_PROBLEM DESCRIPTION_
Restate the full listing word for word and leave the pictures out.
□ □ □ □ □
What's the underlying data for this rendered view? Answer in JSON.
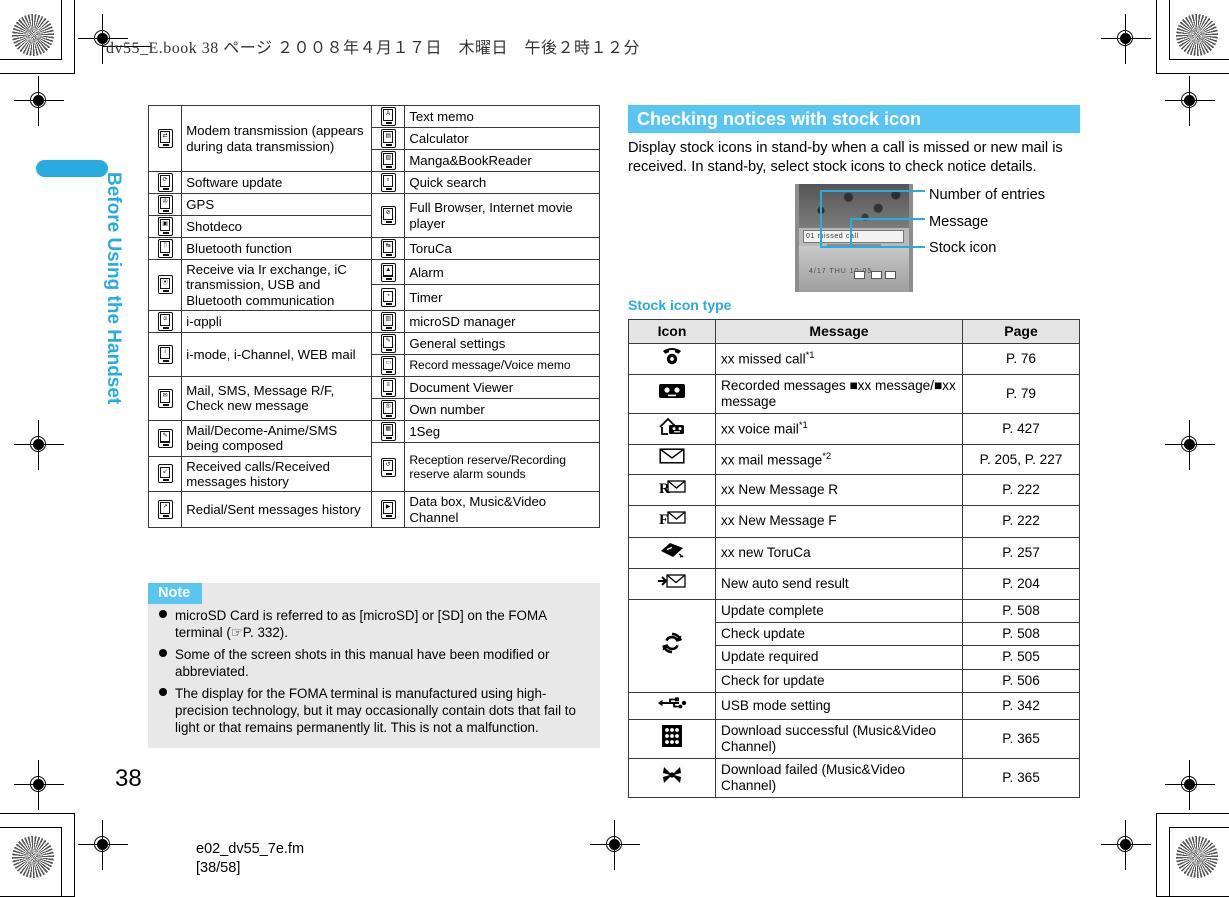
{
  "print_header": "dv55_E.book  38 ページ  ２００８年４月１７日　木曜日　午後２時１２分",
  "sidebar": {
    "chapter_label": "Before Using the Handset"
  },
  "page_number": "38",
  "footer": {
    "filename": "e02_dv55_7e.fm",
    "page_range": "[38/58]"
  },
  "icon_table": {
    "rows": [
      {
        "icon": "modem-transmission-icon",
        "glyph": "⇄",
        "left": "Modem transmission (appears during data transmission)",
        "icon2": "text-memo-icon",
        "glyph2": "A",
        "right": "Text memo"
      },
      {
        "icon": "software-update-icon",
        "glyph": "⟳",
        "left": "Software update",
        "icon2": "calculator-icon",
        "glyph2": "▤",
        "right": "Calculator"
      },
      {
        "icon": "gps-icon",
        "glyph": "✇",
        "left": "GPS",
        "icon2": "manga-bookreader-icon",
        "glyph2": "▧",
        "right": "Manga&BookReader"
      },
      {
        "icon": "shotdeco-icon",
        "glyph": "▣",
        "left": "Shotdeco",
        "icon2": "quick-search-icon",
        "glyph2": "⌕",
        "right": "Quick search"
      },
      {
        "icon": "bluetooth-function-icon",
        "glyph": "ᛦ",
        "left": "Bluetooth function",
        "icon2": "full-browser-icon",
        "glyph2": "⊘",
        "right": "Full Browser, Internet movie player"
      },
      {
        "icon": "ir-exchange-icon",
        "glyph": "⦿",
        "left": "Receive via Ir exchange, iC transmission, USB and Bluetooth communication",
        "icon2": "toruca-icon",
        "glyph2": "↹",
        "right": "ToruCa"
      },
      {
        "icon": "i-appli-icon",
        "glyph": "α",
        "left": "i-αppli",
        "icon2": "alarm-icon",
        "glyph2": "⏰",
        "right": "Alarm"
      },
      {
        "icon": "i-mode-icon",
        "glyph": "i",
        "left": "i-mode, i-Channel, WEB mail",
        "icon2": "timer-icon",
        "glyph2": "◔",
        "right": "Timer"
      },
      {
        "icon": "mail-sms-icon",
        "glyph": "✉",
        "left": "Mail, SMS, Message R/F, Check new message",
        "icon2": "microsd-manager-icon",
        "glyph2": "▥",
        "right": "microSD manager"
      },
      {
        "icon": "mail-composing-icon",
        "glyph": "✎",
        "left": "Mail/Decome-Anime/SMS being composed",
        "icon2": "general-settings-icon",
        "glyph2": "⚙",
        "right": "General settings"
      },
      {
        "icon": "received-calls-icon",
        "glyph": "↙",
        "left": "Received calls/Received messages history",
        "icon2": "record-message-icon",
        "glyph2": "▢",
        "right": "Record message/Voice memo"
      },
      {
        "icon": "redial-icon",
        "glyph": "↗",
        "left": "Redial/Sent messages history",
        "icon2": "document-viewer-icon",
        "glyph2": "≡",
        "right": "Document Viewer"
      },
      {
        "icon": "",
        "glyph": "",
        "left": "",
        "icon2": "own-number-icon",
        "glyph2": "①",
        "right": "Own number"
      },
      {
        "icon": "",
        "glyph": "",
        "left": "",
        "icon2": "oneseg-icon",
        "glyph2": "▦",
        "right": "1Seg"
      },
      {
        "icon": "",
        "glyph": "",
        "left": "",
        "icon2": "reception-reserve-icon",
        "glyph2": "↺",
        "right": "Reception reserve/Recording reserve alarm sounds"
      },
      {
        "icon": "",
        "glyph": "",
        "left": "",
        "icon2": "data-box-icon",
        "glyph2": "▶",
        "right": "Data box, Music&Video Channel"
      }
    ]
  },
  "note": {
    "title": "Note",
    "items": [
      "microSD Card is referred to as [microSD] or [SD] on the FOMA terminal (☞P. 332).",
      "Some of the screen shots in this manual have been modified or abbreviated.",
      "The display for the FOMA terminal is manufactured using high-precision technology, but it may occasionally contain dots that fail to light or that remains permanently lit. This is not a malfunction."
    ]
  },
  "section": {
    "heading": "Checking notices with stock icon",
    "intro": "Display stock icons in stand-by when a call is missed or new mail is received. In stand-by, select stock icons to check notice details.",
    "callouts": [
      "Number of entries",
      "Message",
      "Stock icon"
    ],
    "screenshot": {
      "status_text": "01 missed call",
      "clock_text": "4/17 THU 10:05"
    },
    "subheading": "Stock icon type"
  },
  "stock_table": {
    "headers": [
      "Icon",
      "Message",
      "Page"
    ],
    "rows": [
      {
        "icon": "missed-call-icon",
        "message": "xx missed call",
        "sup": "*1",
        "page": "P. 76",
        "rowspan": 1
      },
      {
        "icon": "recorded-messages-icon",
        "message": "Recorded messages ■xx message/■xx message",
        "sup": "",
        "page": "P. 79",
        "rowspan": 1
      },
      {
        "icon": "voice-mail-icon",
        "message": "xx voice mail",
        "sup": "*1",
        "page": "P. 427",
        "rowspan": 1
      },
      {
        "icon": "mail-message-icon",
        "message": "xx mail message",
        "sup": "*2",
        "page": "P. 205, P. 227",
        "rowspan": 1
      },
      {
        "icon": "new-message-r-icon",
        "message": "xx New Message R",
        "sup": "",
        "page": "P. 222",
        "rowspan": 1
      },
      {
        "icon": "new-message-f-icon",
        "message": "xx New Message F",
        "sup": "",
        "page": "P. 222",
        "rowspan": 1
      },
      {
        "icon": "new-toruca-icon",
        "message": "xx new ToruCa",
        "sup": "",
        "page": "P. 257",
        "rowspan": 1
      },
      {
        "icon": "auto-send-result-icon",
        "message": "New auto send result",
        "sup": "",
        "page": "P. 204",
        "rowspan": 1
      },
      {
        "icon": "software-update-icon",
        "message": "Update complete",
        "sup": "",
        "page": "P. 508",
        "rowspan": 4
      },
      {
        "icon": "",
        "message": "Check update",
        "sup": "",
        "page": "P. 508",
        "rowspan": 0
      },
      {
        "icon": "",
        "message": "Update required",
        "sup": "",
        "page": "P. 505",
        "rowspan": 0
      },
      {
        "icon": "",
        "message": "Check for update",
        "sup": "",
        "page": "P. 506",
        "rowspan": 0
      },
      {
        "icon": "usb-mode-icon",
        "message": "USB mode setting",
        "sup": "",
        "page": "P. 342",
        "rowspan": 1
      },
      {
        "icon": "download-success-icon",
        "message": "Download successful (Music&Video Channel)",
        "sup": "",
        "page": "P. 365",
        "rowspan": 1
      },
      {
        "icon": "download-failed-icon",
        "message": "Download failed (Music&Video Channel)",
        "sup": "",
        "page": "P. 365",
        "rowspan": 1
      }
    ]
  },
  "colors": {
    "accent_blue": "#5BC5F2",
    "tab_blue": "#29ABE2",
    "note_bg": "#e8e8e8",
    "table_header_bg": "#e4e4e4"
  }
}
□ □ □ □ □
_REPLY_
What's the underlying data for this rendered view? Answer in JSON.
{
  "print_header": "dv55_E.book  38 ページ  ２００８年４月１７日　木曜日　午後２時１２分",
  "sidebar": {
    "chapter_label": "Before Using the Handset"
  },
  "page_number": "38",
  "footer": {
    "filename": "e02_dv55_7e.fm",
    "page_range": "[38/58]"
  },
  "icon_table": {
    "rows": [
      {
        "icon": "modem-transmission-icon",
        "glyph": "⇄",
        "left": "Modem transmission (appears during data transmission)",
        "icon2": "text-memo-icon",
        "glyph2": "A",
        "right": "Text memo"
      },
      {
        "icon": "software-update-icon",
        "glyph": "⟳",
        "left": "Software update",
        "icon2": "calculator-icon",
        "glyph2": "▤",
        "right": "Calculator"
      },
      {
        "icon": "gps-icon",
        "glyph": "✇",
        "left": "GPS",
        "icon2": "manga-bookreader-icon",
        "glyph2": "▧",
        "right": "Manga&BookReader"
      },
      {
        "icon": "shotdeco-icon",
        "glyph": "▣",
        "left": "Shotdeco",
        "icon2": "quick-search-icon",
        "glyph2": "⌕",
        "right": "Quick search"
      },
      {
        "icon": "bluetooth-function-icon",
        "glyph": "ᛦ",
        "left": "Bluetooth function",
        "icon2": "full-browser-icon",
        "glyph2": "⊘",
        "right": "Full Browser, Internet movie player"
      },
      {
        "icon": "ir-exchange-icon",
        "glyph": "⦿",
        "left": "Receive via Ir exchange, iC transmission, USB and Bluetooth communication",
        "icon2": "toruca-icon",
        "glyph2": "↹",
        "right": "ToruCa"
      },
      {
        "icon": "i-appli-icon",
        "glyph": "α",
        "left": "i-αppli",
        "icon2": "alarm-icon",
        "glyph2": "⏰",
        "right": "Alarm"
      },
      {
        "icon": "i-mode-icon",
        "glyph": "i",
        "left": "i-mode, i-Channel, WEB mail",
        "icon2": "timer-icon",
        "glyph2": "◔",
        "right": "Timer"
      },
      {
        "icon": "mail-sms-icon",
        "glyph": "✉",
        "left": "Mail, SMS, Message R/F, Check new message",
        "icon2": "microsd-manager-icon",
        "glyph2": "▥",
        "right": "microSD manager"
      },
      {
        "icon": "mail-composing-icon",
        "glyph": "✎",
        "left": "Mail/Decome-Anime/SMS being composed",
        "icon2": "general-settings-icon",
        "glyph2": "⚙",
        "right": "General settings"
      },
      {
        "icon": "received-calls-icon",
        "glyph": "↙",
        "left": "Received calls/Received messages history",
        "icon2": "record-message-icon",
        "glyph2": "▢",
        "right": "Record message/Voice memo"
      },
      {
        "icon": "redial-icon",
        "glyph": "↗",
        "left": "Redial/Sent messages history",
        "icon2": "document-viewer-icon",
        "glyph2": "≡",
        "right": "Document Viewer"
      },
      {
        "icon": "",
        "glyph": "",
        "left": "",
        "icon2": "own-number-icon",
        "glyph2": "①",
        "right": "Own number"
      },
      {
        "icon": "",
        "glyph": "",
        "left": "",
        "icon2": "oneseg-icon",
        "glyph2": "▦",
        "right": "1Seg"
      },
      {
        "icon": "",
        "glyph": "",
        "left": "",
        "icon2": "reception-reserve-icon",
        "glyph2": "↺",
        "right": "Reception reserve/Recording reserve alarm sounds"
      },
      {
        "icon": "",
        "glyph": "",
        "left": "",
        "icon2": "data-box-icon",
        "glyph2": "▶",
        "right": "Data box, Music&Video Channel"
      }
    ]
  },
  "note": {
    "title": "Note",
    "items": [
      "microSD Card is referred to as [microSD] or [SD] on the FOMA terminal (☞P. 332).",
      "Some of the screen shots in this manual have been modified or abbreviated.",
      "The display for the FOMA terminal is manufactured using high-precision technology, but it may occasionally contain dots that fail to light or that remains permanently lit. This is not a malfunction."
    ]
  },
  "section": {
    "heading": "Checking notices with stock icon",
    "intro": "Display stock icons in stand-by when a call is missed or new mail is received. In stand-by, select stock icons to check notice details.",
    "callouts": [
      "Number of entries",
      "Message",
      "Stock icon"
    ],
    "screenshot": {
      "status_text": "01 missed call",
      "clock_text": "4/17 THU 10:05"
    },
    "subheading": "Stock icon type"
  },
  "stock_table": {
    "headers": [
      "Icon",
      "Message",
      "Page"
    ],
    "rows": [
      {
        "icon": "missed-call-icon",
        "message": "xx missed call",
        "sup": "*1",
        "page": "P. 76",
        "rowspan": 1
      },
      {
        "icon": "recorded-messages-icon",
        "message": "Recorded messages ■xx message/■xx message",
        "sup": "",
        "page": "P. 79",
        "rowspan": 1
      },
      {
        "icon": "voice-mail-icon",
        "message": "xx voice mail",
        "sup": "*1",
        "page": "P. 427",
        "rowspan": 1
      },
      {
        "icon": "mail-message-icon",
        "message": "xx mail message",
        "sup": "*2",
        "page": "P. 205, P. 227",
        "rowspan": 1
      },
      {
        "icon": "new-message-r-icon",
        "message": "xx New Message R",
        "sup": "",
        "page": "P. 222",
        "rowspan": 1
      },
      {
        "icon": "new-message-f-icon",
        "message": "xx New Message F",
        "sup": "",
        "page": "P. 222",
        "rowspan": 1
      },
      {
        "icon": "new-toruca-icon",
        "message": "xx new ToruCa",
        "sup": "",
        "page": "P. 257",
        "rowspan": 1
      },
      {
        "icon": "auto-send-result-icon",
        "message": "New auto send result",
        "sup": "",
        "page": "P. 204",
        "rowspan": 1
      },
      {
        "icon": "software-update-icon",
        "message": "Update complete",
        "sup": "",
        "page": "P. 508",
        "rowspan": 4
      },
      {
        "icon": "",
        "message": "Check update",
        "sup": "",
        "page": "P. 508",
        "rowspan": 0
      },
      {
        "icon": "",
        "message": "Update required",
        "sup": "",
        "page": "P. 505",
        "rowspan": 0
      },
      {
        "icon": "",
        "message": "Check for update",
        "sup": "",
        "page": "P. 506",
        "rowspan": 0
      },
      {
        "icon": "usb-mode-icon",
        "message": "USB mode setting",
        "sup": "",
        "page": "P. 342",
        "rowspan": 1
      },
      {
        "icon": "download-success-icon",
        "message": "Download successful (Music&Video Channel)",
        "sup": "",
        "page": "P. 365",
        "rowspan": 1
      },
      {
        "icon": "download-failed-icon",
        "message": "Download failed (Music&Video Channel)",
        "sup": "",
        "page": "P. 365",
        "rowspan": 1
      }
    ]
  },
  "colors": {
    "accent_blue": "#5BC5F2",
    "tab_blue": "#29ABE2",
    "note_bg": "#e8e8e8",
    "table_header_bg": "#e4e4e4"
  }
}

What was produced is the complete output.